▼▼▼

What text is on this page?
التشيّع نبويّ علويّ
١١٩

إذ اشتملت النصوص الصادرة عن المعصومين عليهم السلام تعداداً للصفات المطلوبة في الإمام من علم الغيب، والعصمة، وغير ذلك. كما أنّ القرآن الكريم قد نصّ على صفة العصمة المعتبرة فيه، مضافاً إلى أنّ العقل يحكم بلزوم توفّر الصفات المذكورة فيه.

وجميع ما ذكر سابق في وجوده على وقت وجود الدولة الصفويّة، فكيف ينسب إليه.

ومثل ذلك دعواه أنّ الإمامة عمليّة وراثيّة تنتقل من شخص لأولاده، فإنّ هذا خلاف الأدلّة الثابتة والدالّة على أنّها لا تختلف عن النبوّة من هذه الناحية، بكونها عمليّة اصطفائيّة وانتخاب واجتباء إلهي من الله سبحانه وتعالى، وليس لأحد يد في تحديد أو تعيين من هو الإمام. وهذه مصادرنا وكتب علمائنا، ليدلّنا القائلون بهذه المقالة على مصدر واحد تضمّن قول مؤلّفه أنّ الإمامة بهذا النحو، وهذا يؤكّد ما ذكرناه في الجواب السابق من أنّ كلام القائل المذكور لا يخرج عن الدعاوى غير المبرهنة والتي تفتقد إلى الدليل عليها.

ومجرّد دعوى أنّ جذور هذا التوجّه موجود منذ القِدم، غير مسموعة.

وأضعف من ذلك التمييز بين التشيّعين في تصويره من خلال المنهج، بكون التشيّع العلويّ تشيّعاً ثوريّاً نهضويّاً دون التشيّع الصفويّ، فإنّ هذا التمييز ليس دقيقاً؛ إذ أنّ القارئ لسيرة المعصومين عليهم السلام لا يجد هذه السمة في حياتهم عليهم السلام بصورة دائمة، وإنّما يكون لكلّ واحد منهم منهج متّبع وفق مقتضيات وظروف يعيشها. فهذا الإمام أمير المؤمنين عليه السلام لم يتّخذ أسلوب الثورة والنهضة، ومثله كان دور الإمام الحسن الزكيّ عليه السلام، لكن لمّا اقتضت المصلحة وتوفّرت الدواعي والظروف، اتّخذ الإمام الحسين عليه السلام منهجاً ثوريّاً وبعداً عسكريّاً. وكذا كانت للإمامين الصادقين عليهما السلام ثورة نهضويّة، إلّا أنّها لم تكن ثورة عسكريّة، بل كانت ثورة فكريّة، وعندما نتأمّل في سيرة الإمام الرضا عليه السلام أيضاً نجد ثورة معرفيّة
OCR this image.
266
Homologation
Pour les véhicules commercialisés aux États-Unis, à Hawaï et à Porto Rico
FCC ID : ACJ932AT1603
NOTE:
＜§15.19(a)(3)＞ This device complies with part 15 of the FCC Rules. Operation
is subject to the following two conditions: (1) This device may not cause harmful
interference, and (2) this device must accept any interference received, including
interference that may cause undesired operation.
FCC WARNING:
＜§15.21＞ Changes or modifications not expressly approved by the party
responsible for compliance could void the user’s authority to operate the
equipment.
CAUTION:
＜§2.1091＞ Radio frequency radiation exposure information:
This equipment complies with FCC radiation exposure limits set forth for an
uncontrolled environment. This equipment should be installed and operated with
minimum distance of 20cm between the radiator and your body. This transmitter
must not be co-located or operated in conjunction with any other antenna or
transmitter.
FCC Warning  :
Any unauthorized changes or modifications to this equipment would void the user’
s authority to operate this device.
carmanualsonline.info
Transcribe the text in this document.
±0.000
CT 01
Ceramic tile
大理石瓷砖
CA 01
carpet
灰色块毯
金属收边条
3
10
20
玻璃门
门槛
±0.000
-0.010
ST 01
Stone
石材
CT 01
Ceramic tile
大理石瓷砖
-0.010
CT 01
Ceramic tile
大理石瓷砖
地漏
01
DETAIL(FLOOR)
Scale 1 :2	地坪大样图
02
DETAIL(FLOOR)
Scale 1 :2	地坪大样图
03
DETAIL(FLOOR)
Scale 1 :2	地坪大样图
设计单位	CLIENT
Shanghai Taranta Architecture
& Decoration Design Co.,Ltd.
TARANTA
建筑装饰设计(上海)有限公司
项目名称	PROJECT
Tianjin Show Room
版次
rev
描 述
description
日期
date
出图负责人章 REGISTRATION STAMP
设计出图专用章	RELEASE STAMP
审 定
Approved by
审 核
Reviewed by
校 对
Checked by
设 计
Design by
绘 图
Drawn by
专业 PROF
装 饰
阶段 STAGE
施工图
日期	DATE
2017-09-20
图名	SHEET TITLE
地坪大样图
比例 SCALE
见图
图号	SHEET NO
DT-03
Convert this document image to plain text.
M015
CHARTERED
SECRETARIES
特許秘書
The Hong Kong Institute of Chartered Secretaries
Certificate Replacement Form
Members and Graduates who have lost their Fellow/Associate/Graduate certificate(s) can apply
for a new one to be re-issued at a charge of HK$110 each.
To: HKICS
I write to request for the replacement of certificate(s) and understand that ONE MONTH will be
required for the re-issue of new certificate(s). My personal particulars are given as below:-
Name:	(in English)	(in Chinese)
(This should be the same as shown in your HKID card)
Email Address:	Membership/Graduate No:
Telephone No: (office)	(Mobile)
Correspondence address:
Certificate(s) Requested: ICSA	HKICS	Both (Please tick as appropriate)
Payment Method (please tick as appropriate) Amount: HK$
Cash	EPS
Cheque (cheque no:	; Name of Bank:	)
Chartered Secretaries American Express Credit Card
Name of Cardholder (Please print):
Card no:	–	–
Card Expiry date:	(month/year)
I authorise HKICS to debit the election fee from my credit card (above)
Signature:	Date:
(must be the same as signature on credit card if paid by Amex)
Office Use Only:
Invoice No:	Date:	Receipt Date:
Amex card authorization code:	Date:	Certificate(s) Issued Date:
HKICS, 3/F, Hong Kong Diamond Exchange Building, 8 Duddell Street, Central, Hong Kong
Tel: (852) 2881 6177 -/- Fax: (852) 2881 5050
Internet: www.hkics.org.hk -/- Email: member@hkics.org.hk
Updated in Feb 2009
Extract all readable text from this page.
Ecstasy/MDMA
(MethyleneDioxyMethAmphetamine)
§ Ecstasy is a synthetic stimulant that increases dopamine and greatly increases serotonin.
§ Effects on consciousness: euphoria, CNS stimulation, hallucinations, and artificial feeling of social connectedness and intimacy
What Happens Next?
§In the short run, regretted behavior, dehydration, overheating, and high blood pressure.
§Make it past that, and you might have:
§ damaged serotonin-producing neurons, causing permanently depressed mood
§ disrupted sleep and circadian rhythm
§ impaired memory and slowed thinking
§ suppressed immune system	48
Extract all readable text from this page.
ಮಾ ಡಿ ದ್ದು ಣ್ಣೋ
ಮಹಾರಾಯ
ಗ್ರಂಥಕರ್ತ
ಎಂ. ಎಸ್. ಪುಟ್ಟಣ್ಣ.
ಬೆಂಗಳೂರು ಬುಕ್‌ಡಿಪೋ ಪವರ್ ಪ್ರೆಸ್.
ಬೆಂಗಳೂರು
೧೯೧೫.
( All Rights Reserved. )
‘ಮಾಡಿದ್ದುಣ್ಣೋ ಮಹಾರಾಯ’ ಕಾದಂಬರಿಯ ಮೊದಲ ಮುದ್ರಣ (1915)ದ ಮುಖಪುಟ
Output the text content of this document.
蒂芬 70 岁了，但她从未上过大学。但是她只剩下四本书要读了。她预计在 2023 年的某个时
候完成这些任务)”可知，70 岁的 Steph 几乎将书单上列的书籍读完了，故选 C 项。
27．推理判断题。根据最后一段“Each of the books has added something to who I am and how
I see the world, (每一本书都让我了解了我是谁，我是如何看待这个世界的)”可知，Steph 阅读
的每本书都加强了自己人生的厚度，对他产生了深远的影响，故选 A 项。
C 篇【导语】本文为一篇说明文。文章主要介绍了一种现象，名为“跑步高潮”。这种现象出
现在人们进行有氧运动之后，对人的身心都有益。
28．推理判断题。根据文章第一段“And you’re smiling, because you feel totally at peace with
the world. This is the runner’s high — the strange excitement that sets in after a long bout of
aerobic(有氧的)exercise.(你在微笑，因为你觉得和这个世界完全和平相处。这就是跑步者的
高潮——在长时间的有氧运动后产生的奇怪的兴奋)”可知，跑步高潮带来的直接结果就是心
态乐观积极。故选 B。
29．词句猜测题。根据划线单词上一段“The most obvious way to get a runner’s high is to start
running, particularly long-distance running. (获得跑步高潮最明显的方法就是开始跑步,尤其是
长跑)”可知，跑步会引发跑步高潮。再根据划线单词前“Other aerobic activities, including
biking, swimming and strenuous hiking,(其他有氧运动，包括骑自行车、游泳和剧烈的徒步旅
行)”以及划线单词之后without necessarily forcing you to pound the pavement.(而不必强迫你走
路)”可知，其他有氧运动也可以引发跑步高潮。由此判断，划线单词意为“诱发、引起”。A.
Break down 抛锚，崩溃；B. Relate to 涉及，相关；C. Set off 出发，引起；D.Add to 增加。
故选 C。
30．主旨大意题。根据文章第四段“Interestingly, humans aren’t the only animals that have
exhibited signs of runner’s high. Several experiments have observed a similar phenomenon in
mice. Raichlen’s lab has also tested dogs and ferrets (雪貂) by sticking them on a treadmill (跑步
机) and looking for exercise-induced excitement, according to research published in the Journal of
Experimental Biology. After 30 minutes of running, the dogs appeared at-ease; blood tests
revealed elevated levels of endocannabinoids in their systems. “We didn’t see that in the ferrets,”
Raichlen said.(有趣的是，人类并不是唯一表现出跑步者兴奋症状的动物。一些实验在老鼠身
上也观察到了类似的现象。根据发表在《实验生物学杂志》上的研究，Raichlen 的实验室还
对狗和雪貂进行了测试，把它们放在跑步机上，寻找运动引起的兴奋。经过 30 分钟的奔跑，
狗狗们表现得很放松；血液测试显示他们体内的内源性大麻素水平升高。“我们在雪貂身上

▲▲▲

▶ AIM: Return, from the data, each line that has the word "السلام" in it.

▶ ANSWER TO THE EXERCISE:
إذ اشتملت النصوص الصادرة عن المعصومين عليهم السلام تعداداً للصفات المطلوبة في الإمام من علم الغيب، والعصمة، وغير ذلك. كما أنّ القرآن الكريم قد نصّ على صفة العصمة المعتبرة فيه، مضافاً إلى أنّ العقل يحكم بلزوم توفّر الصفات المذكورة فيه.
وأضعف من ذلك التمييز بين التشيّعين في تصويره من خلال المنهج، بكون التشيّع العلويّ تشيّعاً ثوريّاً نهضويّاً دون التشيّع الصفويّ، فإنّ هذا التمييز ليس دقيقاً؛ إذ أنّ القارئ لسيرة المعصومين عليهم السلام لا يجد هذه السمة في حياتهم عليهم السلام بصورة دائمة، وإنّما يكون لكلّ واحد منهم منهج متّبع وفق مقتضيات وظروف يعيشها. فهذا الإمام أمير المؤمنين عليه السلام لم يتّخذ أسلوب الثورة والنهضة، ومثله كان دور الإمام الحسن الزكيّ عليه السلام، لكن لمّا اقتضت المصلحة وتوفّرت الدواعي والظروف، اتّخذ الإمام الحسين عليه السلام منهجاً ثوريّاً وبعداً عسكريّاً. وكذا كانت للإمامين الصادقين عليهما السلام ثورة نهضويّة، إلّا أنّها لم تكن ثورة عسكريّة، بل كانت ثورة فكريّة، وعندما نتأمّل في سيرة الإمام الرضا عليه السلام أيضاً نجد ثورة معرفيّة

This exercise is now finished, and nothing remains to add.